## Dataset records:

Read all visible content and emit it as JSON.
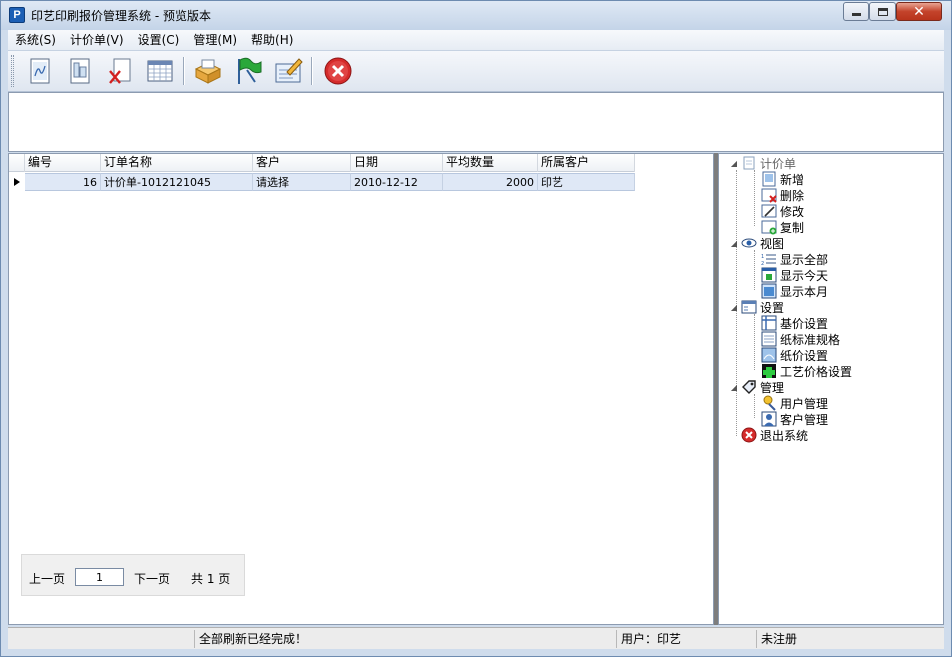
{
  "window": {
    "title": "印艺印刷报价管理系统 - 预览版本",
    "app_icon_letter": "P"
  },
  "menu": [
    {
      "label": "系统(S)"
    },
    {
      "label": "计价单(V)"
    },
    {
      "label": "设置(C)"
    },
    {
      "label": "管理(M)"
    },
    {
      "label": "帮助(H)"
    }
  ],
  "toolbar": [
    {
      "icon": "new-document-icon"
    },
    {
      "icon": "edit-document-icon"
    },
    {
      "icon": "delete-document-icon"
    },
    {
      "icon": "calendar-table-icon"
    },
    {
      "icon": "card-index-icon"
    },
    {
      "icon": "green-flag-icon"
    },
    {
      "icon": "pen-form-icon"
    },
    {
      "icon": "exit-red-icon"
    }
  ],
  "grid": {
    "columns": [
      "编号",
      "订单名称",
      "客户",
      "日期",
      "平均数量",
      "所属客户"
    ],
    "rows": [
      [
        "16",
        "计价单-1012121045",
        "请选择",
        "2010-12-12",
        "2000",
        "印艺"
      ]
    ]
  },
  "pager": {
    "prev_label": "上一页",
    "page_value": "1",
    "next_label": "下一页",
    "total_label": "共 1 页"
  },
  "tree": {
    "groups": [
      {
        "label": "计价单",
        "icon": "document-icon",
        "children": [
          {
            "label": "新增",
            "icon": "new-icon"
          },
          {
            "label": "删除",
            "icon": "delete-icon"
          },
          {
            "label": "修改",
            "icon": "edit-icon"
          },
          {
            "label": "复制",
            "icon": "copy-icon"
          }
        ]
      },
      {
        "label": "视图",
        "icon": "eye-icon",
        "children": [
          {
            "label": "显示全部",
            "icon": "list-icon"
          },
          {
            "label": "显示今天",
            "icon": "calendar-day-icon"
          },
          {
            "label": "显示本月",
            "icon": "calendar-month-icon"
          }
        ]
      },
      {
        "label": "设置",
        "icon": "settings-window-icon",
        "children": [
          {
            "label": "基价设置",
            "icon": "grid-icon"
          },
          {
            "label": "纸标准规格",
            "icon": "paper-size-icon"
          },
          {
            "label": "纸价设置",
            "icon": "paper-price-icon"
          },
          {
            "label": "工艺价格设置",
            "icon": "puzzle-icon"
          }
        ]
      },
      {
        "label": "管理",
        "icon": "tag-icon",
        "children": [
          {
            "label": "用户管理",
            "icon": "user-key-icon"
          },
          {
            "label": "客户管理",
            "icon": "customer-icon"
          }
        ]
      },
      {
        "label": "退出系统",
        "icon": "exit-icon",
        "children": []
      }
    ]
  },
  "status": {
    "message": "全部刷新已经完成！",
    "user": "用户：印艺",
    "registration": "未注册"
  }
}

...

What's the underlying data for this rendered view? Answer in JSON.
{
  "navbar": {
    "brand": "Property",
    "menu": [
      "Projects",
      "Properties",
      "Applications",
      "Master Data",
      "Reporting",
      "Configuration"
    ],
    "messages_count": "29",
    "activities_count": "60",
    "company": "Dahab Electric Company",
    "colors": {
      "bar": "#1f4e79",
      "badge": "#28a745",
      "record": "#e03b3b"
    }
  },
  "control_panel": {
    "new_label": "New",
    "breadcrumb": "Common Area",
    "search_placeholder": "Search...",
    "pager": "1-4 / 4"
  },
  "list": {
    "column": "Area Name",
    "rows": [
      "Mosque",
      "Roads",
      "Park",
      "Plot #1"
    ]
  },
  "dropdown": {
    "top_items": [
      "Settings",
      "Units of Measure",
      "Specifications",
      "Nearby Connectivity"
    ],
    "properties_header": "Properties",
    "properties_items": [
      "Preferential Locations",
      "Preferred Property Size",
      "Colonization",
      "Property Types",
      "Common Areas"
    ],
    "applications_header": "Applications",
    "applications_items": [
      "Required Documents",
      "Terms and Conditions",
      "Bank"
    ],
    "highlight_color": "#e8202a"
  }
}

* * *

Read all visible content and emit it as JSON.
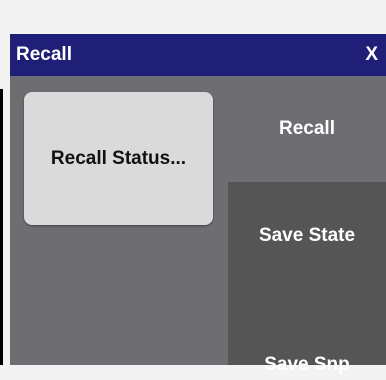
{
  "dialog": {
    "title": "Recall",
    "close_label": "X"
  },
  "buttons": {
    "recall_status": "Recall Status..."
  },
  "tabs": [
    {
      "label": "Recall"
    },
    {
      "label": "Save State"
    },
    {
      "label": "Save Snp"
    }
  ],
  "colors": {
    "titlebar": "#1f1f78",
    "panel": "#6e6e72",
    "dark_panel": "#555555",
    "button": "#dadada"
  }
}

## Your instructions:
Your task is to pick out every line with the string "Property" and copy it.

## Task result:
    "brand": "Property",
      "Preferred Property Size",
      "Property Types",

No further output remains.